■ GIVEN TEXT:
----------------

I'll answer your specific questions:

Should I alert a moderator about this activity? If so, what's the best way—a custom flag on one of the edited questions

My feeling on this is it depends. I know, that's kind of a terrible answer from a moderator but here is why I say that.

Are the edits vandalizing posts?

If yes, then sure find one of their posts and use a custom flag with links to some edits asking us to research and step in, if needed.

If not and you think this warrants moderator intervention, then flag for a moderator.

Remember that moderators are human exception handlers, meaning we step in where the community cannot. In some of these edit sprees, it's entirely possible that the behavior could be stopped without us getting involved. As I said in my comment above:

Has anyone left a comment to this user suggesting they stop these types of edits? Or point them to this post or one of the other Meta posts about serial editing?

By contacting the user via a comment, you've got the ability to get their attention much faster than flagging for a moderator. We've got 1.5k+ flags in the queue and unfortunately, that means that your flag will be buried in the backlog until one of us gets it and can process it. In cases like this, it might be quicker to connect with that user and explain to them why we don't like the edit sprees. If you leave a comment and the behavior continues, then you've still got other options. You could invite the user to chat to discuss what they are doing, etc.

----------------

■ PROBLEM DETAILS:
Answer these about the moderator's answer on edit sprees:
(a) If the edits are vandalizing posts, what should be flagged, and what should the flag contain?
(b) How does the answer describe moderators?
(c) How many flags does the answer say are in the queue?

■ RECORD SET:
----------------

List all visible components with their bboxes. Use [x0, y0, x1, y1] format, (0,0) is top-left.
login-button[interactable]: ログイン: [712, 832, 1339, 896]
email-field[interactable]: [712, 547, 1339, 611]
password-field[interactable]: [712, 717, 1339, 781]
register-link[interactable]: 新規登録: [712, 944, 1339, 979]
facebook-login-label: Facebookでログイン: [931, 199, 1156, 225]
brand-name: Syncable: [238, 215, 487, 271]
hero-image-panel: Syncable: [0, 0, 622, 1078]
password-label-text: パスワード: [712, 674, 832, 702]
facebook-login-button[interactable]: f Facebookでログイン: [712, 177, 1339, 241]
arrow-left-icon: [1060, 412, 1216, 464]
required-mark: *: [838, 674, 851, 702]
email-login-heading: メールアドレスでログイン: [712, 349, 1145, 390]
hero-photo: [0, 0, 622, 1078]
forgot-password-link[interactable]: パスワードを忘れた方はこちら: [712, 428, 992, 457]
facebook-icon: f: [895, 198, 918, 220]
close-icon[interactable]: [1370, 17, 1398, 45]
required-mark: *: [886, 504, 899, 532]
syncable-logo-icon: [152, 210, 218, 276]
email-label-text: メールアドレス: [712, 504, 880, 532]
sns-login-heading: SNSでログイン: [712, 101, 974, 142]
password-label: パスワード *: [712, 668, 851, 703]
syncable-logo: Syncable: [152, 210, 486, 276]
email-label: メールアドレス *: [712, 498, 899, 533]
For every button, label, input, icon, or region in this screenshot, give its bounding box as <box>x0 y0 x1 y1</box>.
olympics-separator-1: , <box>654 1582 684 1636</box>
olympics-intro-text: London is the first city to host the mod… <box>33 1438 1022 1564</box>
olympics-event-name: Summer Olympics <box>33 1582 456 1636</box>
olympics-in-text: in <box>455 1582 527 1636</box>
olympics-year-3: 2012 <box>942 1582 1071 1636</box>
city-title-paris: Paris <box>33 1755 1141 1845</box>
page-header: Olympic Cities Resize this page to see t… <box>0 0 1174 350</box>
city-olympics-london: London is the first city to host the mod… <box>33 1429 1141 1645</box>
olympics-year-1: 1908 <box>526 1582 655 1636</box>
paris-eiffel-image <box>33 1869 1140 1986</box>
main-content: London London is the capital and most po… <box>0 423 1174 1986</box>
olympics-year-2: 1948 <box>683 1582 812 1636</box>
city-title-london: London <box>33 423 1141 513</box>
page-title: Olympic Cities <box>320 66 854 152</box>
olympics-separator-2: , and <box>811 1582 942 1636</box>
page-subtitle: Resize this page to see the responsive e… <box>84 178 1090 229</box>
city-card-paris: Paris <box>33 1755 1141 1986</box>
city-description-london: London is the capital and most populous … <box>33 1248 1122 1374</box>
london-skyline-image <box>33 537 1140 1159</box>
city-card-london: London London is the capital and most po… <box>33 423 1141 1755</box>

----------------

■ OUTPUT OF THE EXERCISE:
(a) One of the user's posts, with a custom flag that links to some of the edits and asks the moderators to research and step in if needed.
(b) As human exception handlers, who step in where the community cannot.
(c) 1.5k+ flags.